Extracted records:
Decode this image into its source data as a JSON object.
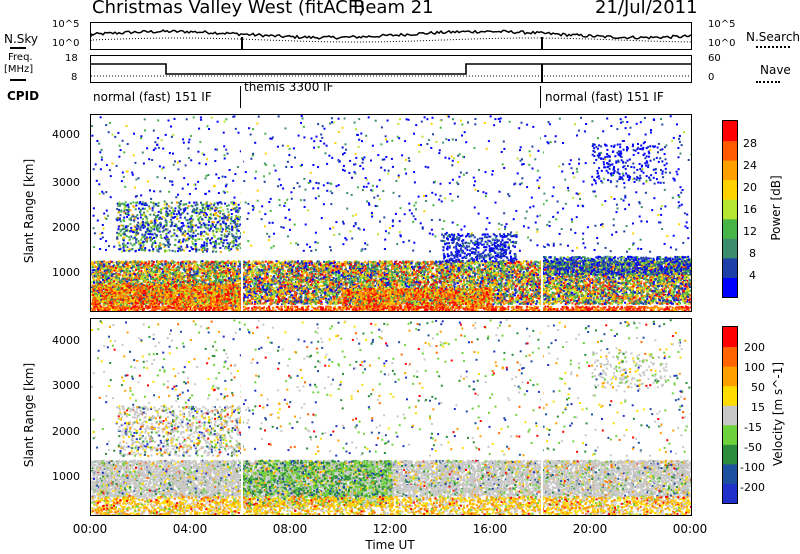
{
  "header": {
    "title": "Christmas Valley West (fitACF)",
    "beam": "Beam 21",
    "date": "21/Jul/2011"
  },
  "noise_panel": {
    "left_label": "N.Sky",
    "right_label": "N.Search",
    "left_ticks": [
      "10^5",
      "10^0"
    ],
    "right_ticks": [
      "10^5",
      "10^0"
    ]
  },
  "freq_panel": {
    "left_label_1": "Freq.",
    "left_label_2": "[MHz]",
    "right_label": "Nave",
    "left_ticks": [
      "18",
      "8"
    ],
    "right_ticks": [
      "60",
      "0"
    ]
  },
  "cpid": {
    "label": "CPID",
    "segments": [
      {
        "label": "normal (fast) 151 IF",
        "start_hour": 0,
        "end_hour": 6
      },
      {
        "label": "themis 3300 IF",
        "start_hour": 6,
        "end_hour": 18
      },
      {
        "label": "normal (fast) 151 IF",
        "start_hour": 18,
        "end_hour": 24
      }
    ]
  },
  "power_panel": {
    "ylabel": "Slant Range [km]",
    "yticks": [
      "4000",
      "3000",
      "2000",
      "1000"
    ],
    "colorbar_label": "Power [dB]",
    "colorbar_ticks": [
      "28",
      "24",
      "20",
      "16",
      "12",
      "8",
      "4"
    ],
    "colors": [
      "#0000ff",
      "#1e3fa8",
      "#3c8c6e",
      "#46b446",
      "#b4e632",
      "#ffd200",
      "#ffa000",
      "#ff5a00",
      "#ff0000"
    ]
  },
  "velocity_panel": {
    "ylabel": "Slant Range [km]",
    "yticks": [
      "4000",
      "3000",
      "2000",
      "1000"
    ],
    "colorbar_label": "Velocity [m s^-1]",
    "colorbar_ticks": [
      "200",
      "100",
      "50",
      "15",
      "-15",
      "-50",
      "-100",
      "-200"
    ],
    "colors": [
      "#2030c8",
      "#1e50a0",
      "#2a8c3c",
      "#6ed23c",
      "#c8c8c8",
      "#ffdc00",
      "#ffa000",
      "#ff6400",
      "#ff0000"
    ]
  },
  "xaxis": {
    "label": "Time UT",
    "ticks": [
      "00:00",
      "04:00",
      "08:00",
      "12:00",
      "16:00",
      "20:00",
      "00:00"
    ]
  },
  "chart_data": {
    "type": "heatmap",
    "x_range_hours": [
      0,
      24
    ],
    "y_range_km": [
      180,
      4500
    ],
    "colorbar_power_range_db": [
      0,
      32
    ],
    "colorbar_velocity_range": [
      -250,
      250
    ],
    "dominant_features": [
      {
        "panel": "power",
        "range_km": [
          300,
          1300
        ],
        "hours": [
          0,
          24
        ],
        "level_db": 20
      },
      {
        "panel": "power",
        "range_km": [
          1600,
          2600
        ],
        "hours": [
          0,
          6
        ],
        "level_db": 12
      },
      {
        "panel": "velocity",
        "range_km": [
          600,
          1400
        ],
        "hours": [
          0,
          24
        ],
        "level": 0
      }
    ]
  }
}
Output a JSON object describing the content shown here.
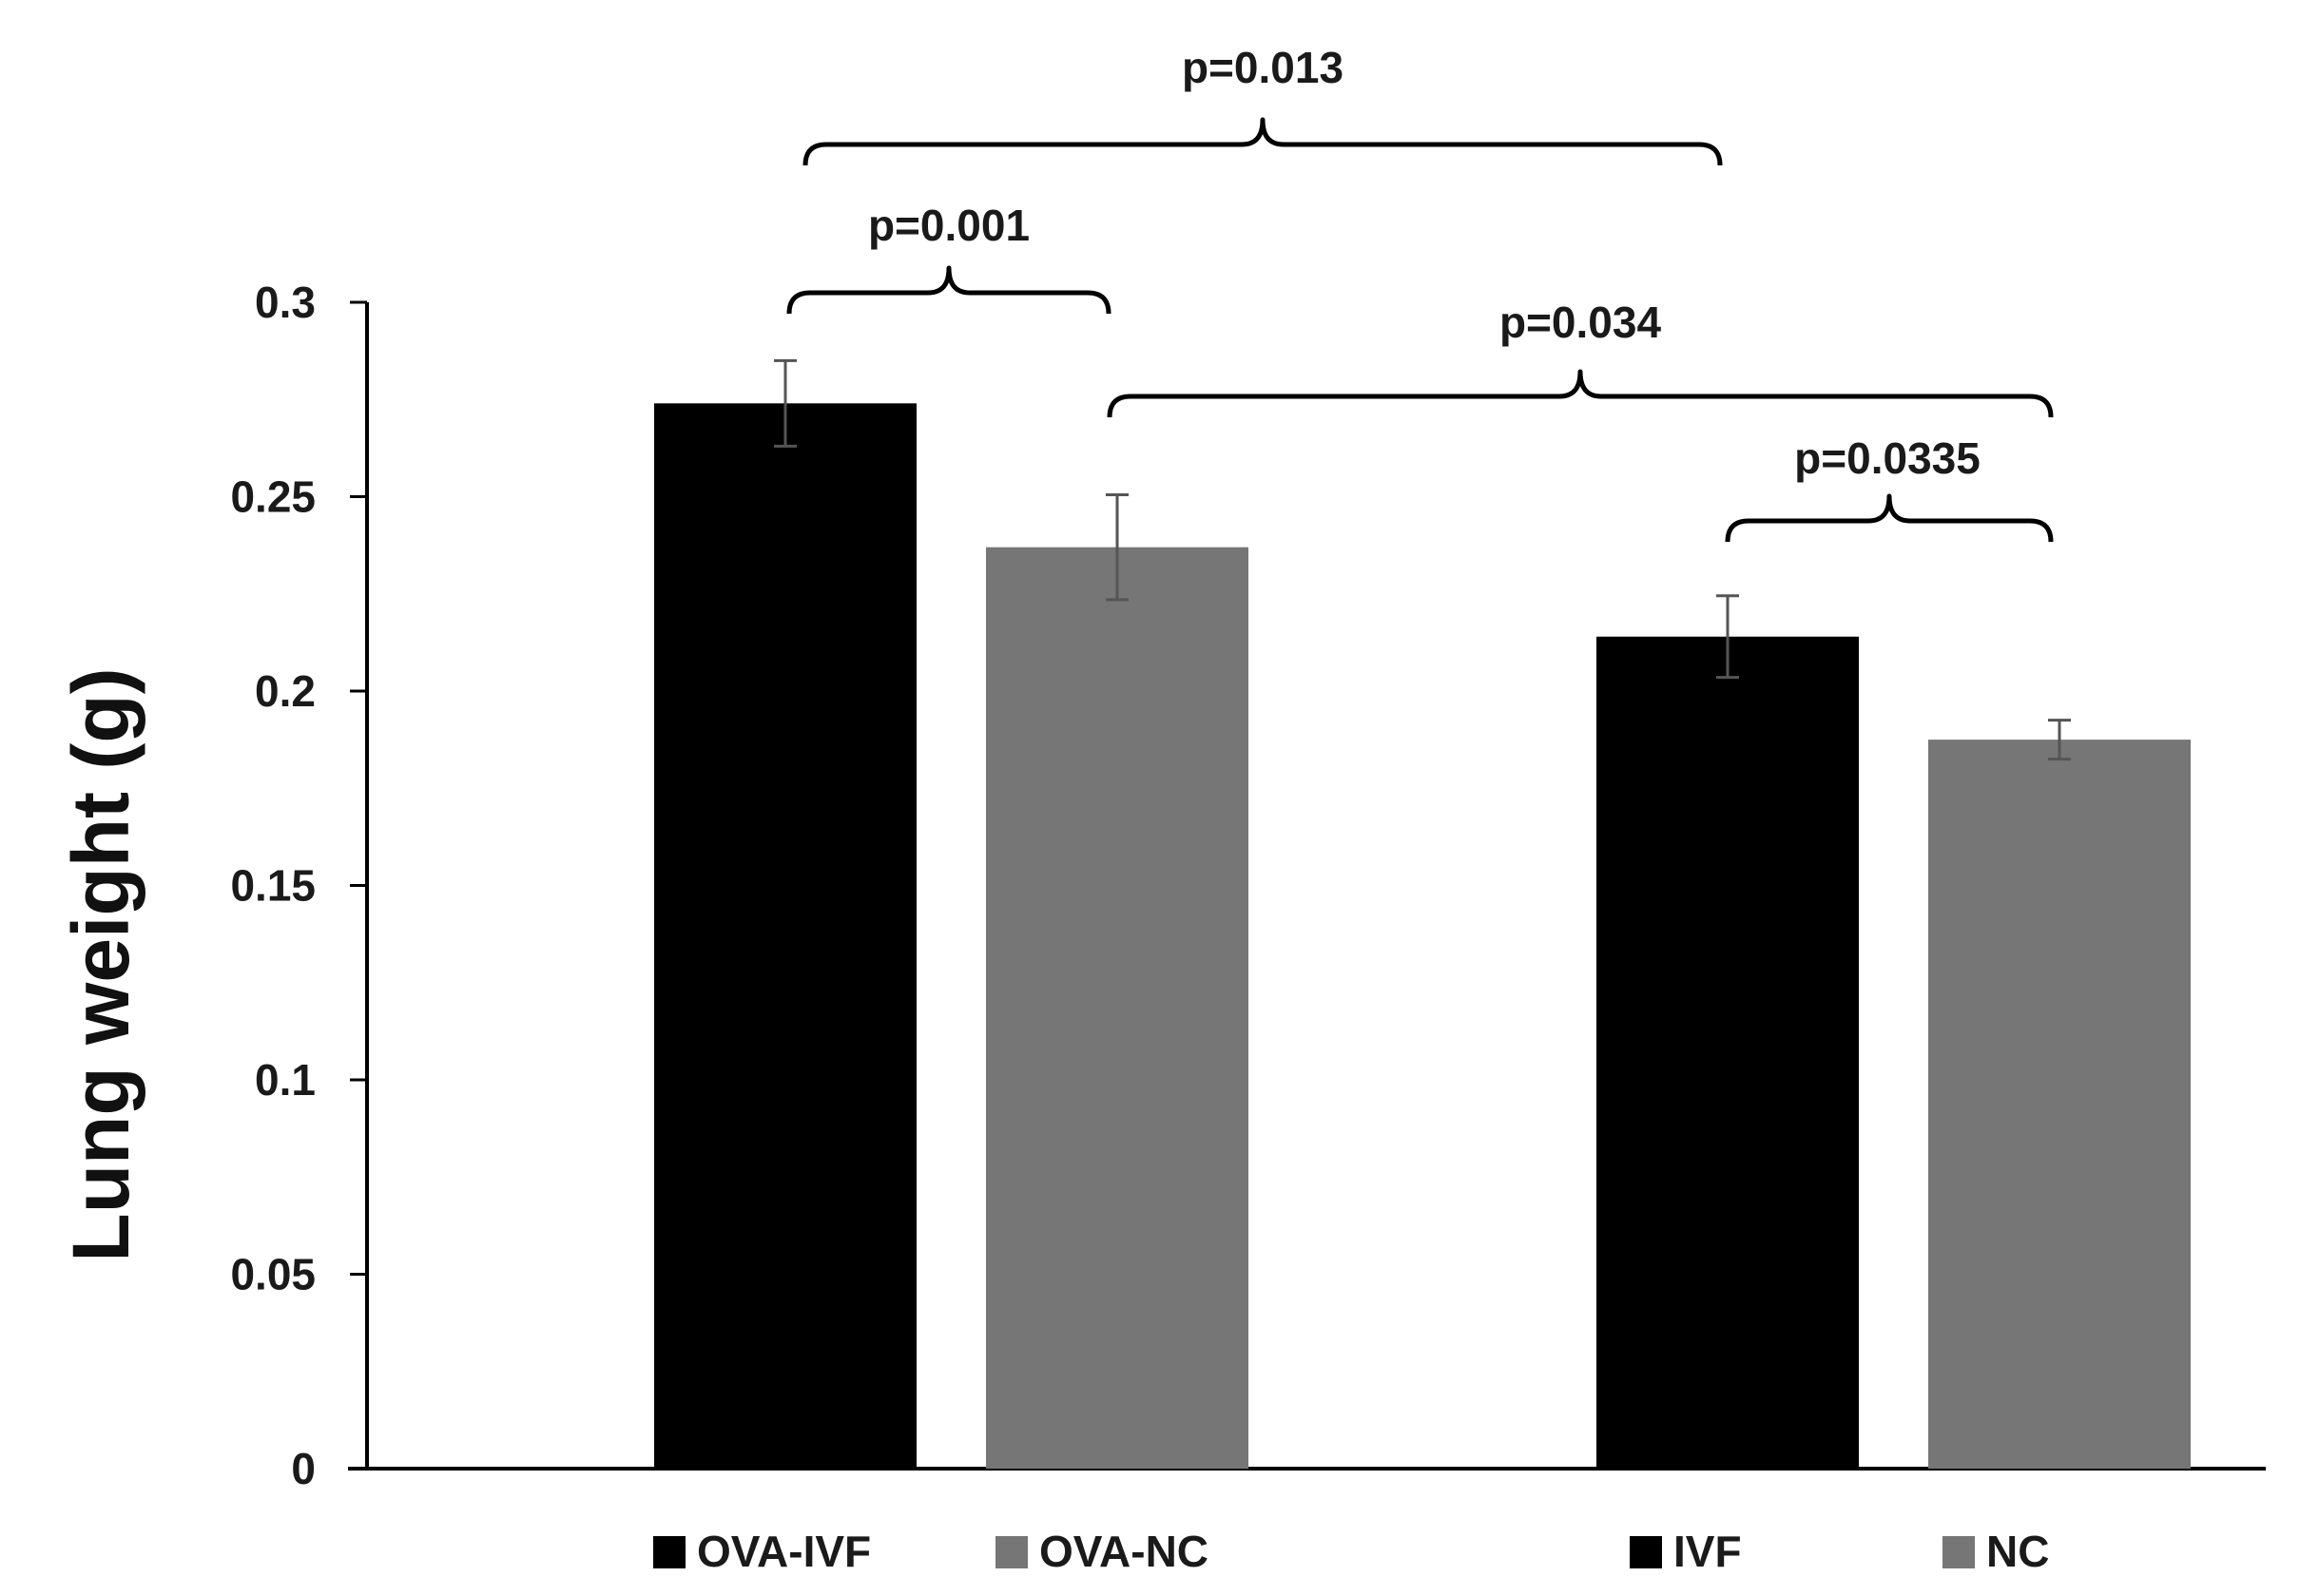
{
  "chart_data": {
    "type": "bar",
    "title": "",
    "xlabel": "",
    "ylabel": "Lung weight (g)",
    "ylim": [
      0,
      0.3
    ],
    "yticks": [
      0,
      0.05,
      0.1,
      0.15,
      0.2,
      0.25,
      0.3
    ],
    "ytick_labels": [
      "0",
      "0.05",
      "0.1",
      "0.15",
      "0.2",
      "0.25",
      "0.3"
    ],
    "grid": false,
    "bars": [
      {
        "name": "OVA-IVF",
        "value": 0.274,
        "error": 0.011,
        "color": "#000000"
      },
      {
        "name": "OVA-NC",
        "value": 0.237,
        "error": 0.0135,
        "color": "#767676"
      },
      {
        "name": "IVF",
        "value": 0.214,
        "error": 0.0105,
        "color": "#000000"
      },
      {
        "name": "NC",
        "value": 0.1875,
        "error": 0.005,
        "color": "#767676"
      }
    ],
    "legend": [
      {
        "label": "OVA-IVF",
        "color": "#000000"
      },
      {
        "label": "OVA-NC",
        "color": "#767676"
      },
      {
        "label": "IVF",
        "color": "#000000"
      },
      {
        "label": "NC",
        "color": "#767676"
      }
    ],
    "legend_placement": "bottom",
    "annotations": [
      {
        "text": "p=0.001",
        "from": "OVA-IVF",
        "to": "OVA-NC"
      },
      {
        "text": "p=0.013",
        "from": "OVA-IVF",
        "to": "IVF"
      },
      {
        "text": "p=0.034",
        "from": "OVA-NC",
        "to": "NC"
      },
      {
        "text": "p=0.0335",
        "from": "IVF",
        "to": "NC"
      }
    ]
  }
}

Direction:
Check each line of the data above for the word "error" and say how many lines have it. Give the number alone.

Written answer:
4